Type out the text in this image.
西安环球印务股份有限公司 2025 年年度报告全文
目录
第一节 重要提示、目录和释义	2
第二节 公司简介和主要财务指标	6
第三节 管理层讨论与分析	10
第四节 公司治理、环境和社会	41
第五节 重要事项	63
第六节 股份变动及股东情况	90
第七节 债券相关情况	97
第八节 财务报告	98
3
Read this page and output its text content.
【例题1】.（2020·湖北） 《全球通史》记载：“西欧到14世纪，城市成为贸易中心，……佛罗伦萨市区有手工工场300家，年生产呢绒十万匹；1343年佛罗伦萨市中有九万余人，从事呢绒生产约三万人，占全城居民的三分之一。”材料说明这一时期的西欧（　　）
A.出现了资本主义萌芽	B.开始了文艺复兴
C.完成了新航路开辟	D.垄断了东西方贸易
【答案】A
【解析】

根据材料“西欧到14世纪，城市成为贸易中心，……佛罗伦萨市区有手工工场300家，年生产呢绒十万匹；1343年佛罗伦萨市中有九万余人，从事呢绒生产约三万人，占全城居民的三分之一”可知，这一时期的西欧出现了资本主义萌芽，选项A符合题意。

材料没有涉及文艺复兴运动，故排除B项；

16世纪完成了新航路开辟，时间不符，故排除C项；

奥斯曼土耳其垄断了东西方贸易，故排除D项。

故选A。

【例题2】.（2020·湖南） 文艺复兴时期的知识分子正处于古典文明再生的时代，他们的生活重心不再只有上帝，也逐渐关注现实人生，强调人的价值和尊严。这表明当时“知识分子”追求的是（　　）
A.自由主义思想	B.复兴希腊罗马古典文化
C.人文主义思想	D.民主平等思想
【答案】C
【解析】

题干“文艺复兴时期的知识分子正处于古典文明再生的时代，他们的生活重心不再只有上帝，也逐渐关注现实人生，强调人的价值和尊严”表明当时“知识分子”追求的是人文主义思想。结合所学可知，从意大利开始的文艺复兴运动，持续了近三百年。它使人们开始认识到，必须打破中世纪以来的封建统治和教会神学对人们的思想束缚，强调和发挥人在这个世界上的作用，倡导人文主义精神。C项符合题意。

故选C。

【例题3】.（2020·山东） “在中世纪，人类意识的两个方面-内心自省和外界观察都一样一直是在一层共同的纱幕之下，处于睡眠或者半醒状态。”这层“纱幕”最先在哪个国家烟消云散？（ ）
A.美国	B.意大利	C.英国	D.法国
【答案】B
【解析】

================================

● **Requirements**
Output each entry precisely as given.

● **Exercise response**
Type out the text in this image.
西安环球印务股份有限公司 2025 年年度报告全文
目录
第一节 重要提示、目录和释义	2
第二节 公司简介和主要财务指标	6
第三节 管理层讨论与分析	10
第四节 公司治理、环境和社会	41
第五节 重要事项	63
第六节 股份变动及股东情况	90
第七节 债券相关情况	97
第八节 财务报告	98
3
Read this page and output its text content.
【例题1】.（2020·湖北） 《全球通史》记载：“西欧到14世纪，城市成为贸易中心，……佛罗伦萨市区有手工工场300家，年生产呢绒十万匹；1343年佛罗伦萨市中有九万余人，从事呢绒生产约三万人，占全城居民的三分之一。”材料说明这一时期的西欧（　　）
A.出现了资本主义萌芽	B.开始了文艺复兴
C.完成了新航路开辟	D.垄断了东西方贸易
【答案】A
【解析】

根据材料“西欧到14世纪，城市成为贸易中心，……佛罗伦萨市区有手工工场300家，年生产呢绒十万匹；1343年佛罗伦萨市中有九万余人，从事呢绒生产约三万人，占全城居民的三分之一”可知，这一时期的西欧出现了资本主义萌芽，选项A符合题意。

材料没有涉及文艺复兴运动，故排除B项；

16世纪完成了新航路开辟，时间不符，故排除C项；

奥斯曼土耳其垄断了东西方贸易，故排除D项。

故选A。

【例题2】.（2020·湖南） 文艺复兴时期的知识分子正处于古典文明再生的时代，他们的生活重心不再只有上帝，也逐渐关注现实人生，强调人的价值和尊严。这表明当时“知识分子”追求的是（　　）
A.自由主义思想	B.复兴希腊罗马古典文化
C.人文主义思想	D.民主平等思想
【答案】C
【解析】

题干“文艺复兴时期的知识分子正处于古典文明再生的时代，他们的生活重心不再只有上帝，也逐渐关注现实人生，强调人的价值和尊严”表明当时“知识分子”追求的是人文主义思想。结合所学可知，从意大利开始的文艺复兴运动，持续了近三百年。它使人们开始认识到，必须打破中世纪以来的封建统治和教会神学对人们的思想束缚，强调和发挥人在这个世界上的作用，倡导人文主义精神。C项符合题意。

故选C。

【例题3】.（2020·山东） “在中世纪，人类意识的两个方面-内心自省和外界观察都一样一直是在一层共同的纱幕之下，处于睡眠或者半醒状态。”这层“纱幕”最先在哪个国家烟消云散？（ ）
A.美国	B.意大利	C.英国	D.法国
【答案】B
【解析】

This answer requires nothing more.